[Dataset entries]
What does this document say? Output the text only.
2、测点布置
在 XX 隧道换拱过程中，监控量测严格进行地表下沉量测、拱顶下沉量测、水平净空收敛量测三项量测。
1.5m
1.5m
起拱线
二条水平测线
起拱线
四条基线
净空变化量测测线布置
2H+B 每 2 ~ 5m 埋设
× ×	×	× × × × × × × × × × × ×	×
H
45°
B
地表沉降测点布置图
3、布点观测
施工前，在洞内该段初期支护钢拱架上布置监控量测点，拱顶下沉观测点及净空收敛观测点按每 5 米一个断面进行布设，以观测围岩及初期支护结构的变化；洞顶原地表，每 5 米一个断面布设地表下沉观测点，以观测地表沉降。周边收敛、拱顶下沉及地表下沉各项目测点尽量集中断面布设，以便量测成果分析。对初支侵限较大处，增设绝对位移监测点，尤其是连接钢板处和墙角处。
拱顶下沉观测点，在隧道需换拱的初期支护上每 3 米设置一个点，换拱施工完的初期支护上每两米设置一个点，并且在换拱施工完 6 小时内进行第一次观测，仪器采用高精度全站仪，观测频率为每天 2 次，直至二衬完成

The exercise » Repeat every entry word for word.

Answer to this problem »
What does this document say? Output the text only.
2、测点布置
在 XX 隧道换拱过程中，监控量测严格进行地表下沉量测、拱顶下沉量测、水平净空收敛量测三项量测。
1.5m
1.5m
起拱线
二条水平测线
起拱线
四条基线
净空变化量测测线布置
2H+B 每 2 ~ 5m 埋设
× ×	×	× × × × × × × × × × × ×	×
H
45°
B
地表沉降测点布置图
3、布点观测
施工前，在洞内该段初期支护钢拱架上布置监控量测点，拱顶下沉观测点及净空收敛观测点按每 5 米一个断面进行布设，以观测围岩及初期支护结构的变化；洞顶原地表，每 5 米一个断面布设地表下沉观测点，以观测地表沉降。周边收敛、拱顶下沉及地表下沉各项目测点尽量集中断面布设，以便量测成果分析。对初支侵限较大处，增设绝对位移监测点，尤其是连接钢板处和墙角处。
拱顶下沉观测点，在隧道需换拱的初期支护上每 3 米设置一个点，换拱施工完的初期支护上每两米设置一个点，并且在换拱施工完 6 小时内进行第一次观测，仪器采用高精度全站仪，观测频率为每天 2 次，直至二衬完成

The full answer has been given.